===== THE RECORDS =====
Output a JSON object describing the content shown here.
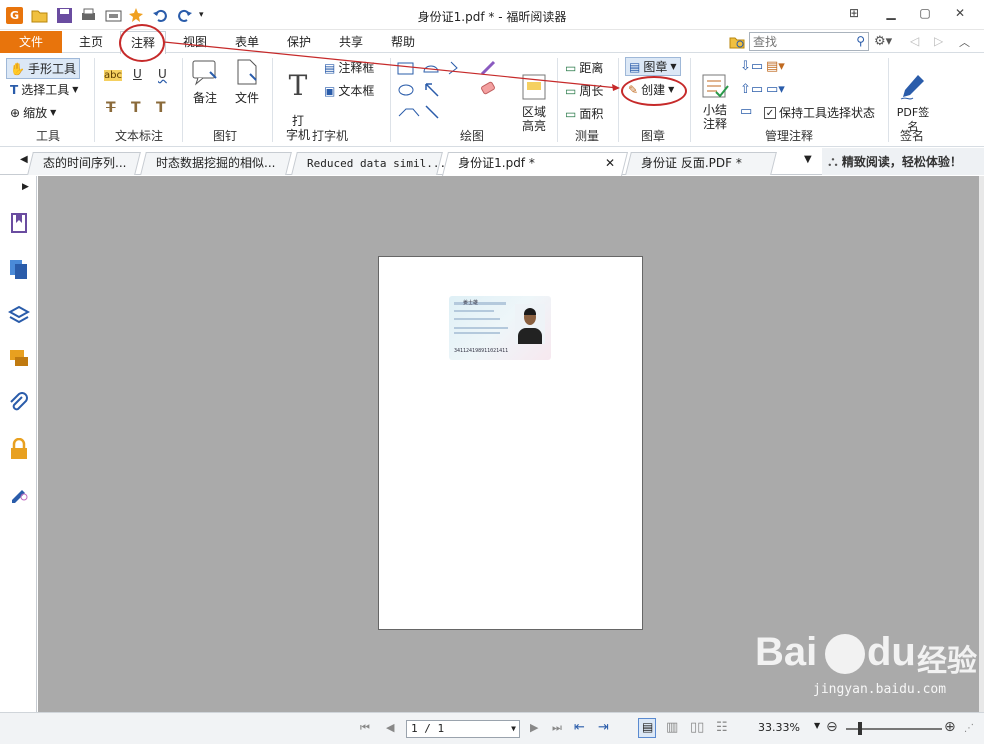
{
  "window": {
    "title": "身份证1.pdf * - 福昕阅读器",
    "controls": [
      "restore-down",
      "minimize",
      "maximize",
      "close"
    ]
  },
  "menu": {
    "items": [
      "文件",
      "主页",
      "注释",
      "视图",
      "表单",
      "保护",
      "共享",
      "帮助"
    ],
    "active": "注释"
  },
  "search": {
    "placeholder": "查找"
  },
  "ribbon": {
    "tools": {
      "hand": "手形工具",
      "select": "选择工具",
      "zoom": "缩放",
      "group": "工具"
    },
    "text_markup": {
      "group": "文本标注",
      "abc": "abc",
      "underline": "U",
      "squiggly": "U",
      "strike": "T",
      "replace": "T",
      "insert": "T"
    },
    "pin": {
      "note": "备注",
      "file": "文件",
      "group": "图钉"
    },
    "typewriter": {
      "big_label": "打\n字机",
      "callout": "注释框",
      "textbox": "文本框",
      "group": "打字机"
    },
    "drawing": {
      "group": "绘图"
    },
    "area_highlight": {
      "label": "区域\n高亮"
    },
    "measure": {
      "distance": "距离",
      "perimeter": "周长",
      "area": "面积",
      "group": "测量"
    },
    "stamp": {
      "stamp": "图章",
      "create": "创建",
      "group": "图章"
    },
    "manage": {
      "summarize": "小结\n注释",
      "keep_tool": "保持工具选择状态",
      "keep_tool_checked": true,
      "group": "管理注释"
    },
    "sign": {
      "label": "PDF签\n名",
      "group": "签名"
    }
  },
  "tabs": [
    {
      "label": "态的时间序列..."
    },
    {
      "label": "时态数据挖掘的相似..."
    },
    {
      "label": "Reduced data simil..."
    },
    {
      "label": "身份证1.pdf *",
      "active": true
    },
    {
      "label": "身份证 反面.PDF *"
    }
  ],
  "promo": "精致阅读，轻松体验！",
  "statusbar": {
    "page": "1 / 1",
    "zoom": "33.33%"
  },
  "idcard": {
    "name": "姜士雄",
    "number": "341124198911021411"
  },
  "watermark": {
    "brand": "Bai",
    "brand2": "du",
    "cn": "经验",
    "url": "jingyan.baidu.com"
  },
  "colors": {
    "accent": "#e8740c",
    "annotation": "#c62a2a",
    "doc_bg": "#aaaaaa"
  }
}
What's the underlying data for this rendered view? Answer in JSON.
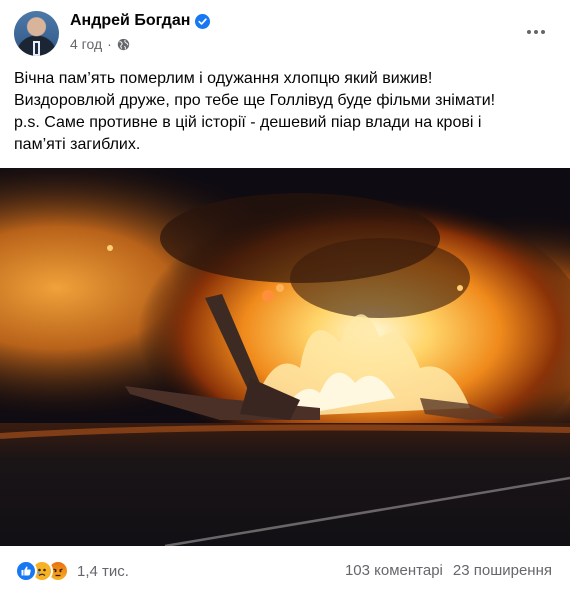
{
  "post": {
    "author": "Андрей Богдан",
    "time": "4 год",
    "separator": "·",
    "text_lines": [
      "Вічна пам’ять померлим і одужання хлопцю який вижив!",
      "Виздоровлюй друже, про тебе ще Голлівуд буде фільми знімати!",
      "p.s. Саме противне в цій історії - дешевий піар влади на крові і",
      "пам’яті загиблих."
    ]
  },
  "icons": {
    "verified": "verified-badge-icon",
    "privacy": "globe-icon",
    "more": "more-options-icon",
    "reactions": [
      "like-reaction-icon",
      "sad-reaction-icon",
      "angry-reaction-icon"
    ]
  },
  "colors": {
    "accent": "#1877f2",
    "secondary_text": "#65676b",
    "text": "#050505",
    "sad": "#f7b125",
    "angry": "#e9710f"
  },
  "footer": {
    "reaction_count": "1,4 тис.",
    "comments": "103 коментарі",
    "shares": "23 поширення"
  }
}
=====
*YOUR TASK:* In the entries above, count each line that holds "group". Give the total and nothing else.

*EXERCISE RESPONSE:* 9